## WORK TO BE COMPLETED
Each record is to be printed again precisely as it reads.

## SUPPLIED ENTRIES
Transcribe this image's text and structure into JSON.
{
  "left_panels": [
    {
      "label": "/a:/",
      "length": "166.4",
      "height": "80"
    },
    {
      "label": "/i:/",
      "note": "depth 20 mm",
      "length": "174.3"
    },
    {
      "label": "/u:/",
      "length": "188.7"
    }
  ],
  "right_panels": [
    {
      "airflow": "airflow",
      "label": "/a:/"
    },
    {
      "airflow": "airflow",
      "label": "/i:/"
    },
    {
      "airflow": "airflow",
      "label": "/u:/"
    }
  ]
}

## TASK OUTPUT
Transcribe this image's text and structure into JSON.
{
  "left_panels": [
    {
      "label": "/a:/",
      "length": "166.4",
      "height": "80"
    },
    {
      "label": "/i:/",
      "note": "depth 20 mm",
      "length": "174.3"
    },
    {
      "label": "/u:/",
      "length": "188.7"
    }
  ],
  "right_panels": [
    {
      "airflow": "airflow",
      "label": "/a:/"
    },
    {
      "airflow": "airflow",
      "label": "/i:/"
    },
    {
      "airflow": "airflow",
      "label": "/u:/"
    }
  ]
}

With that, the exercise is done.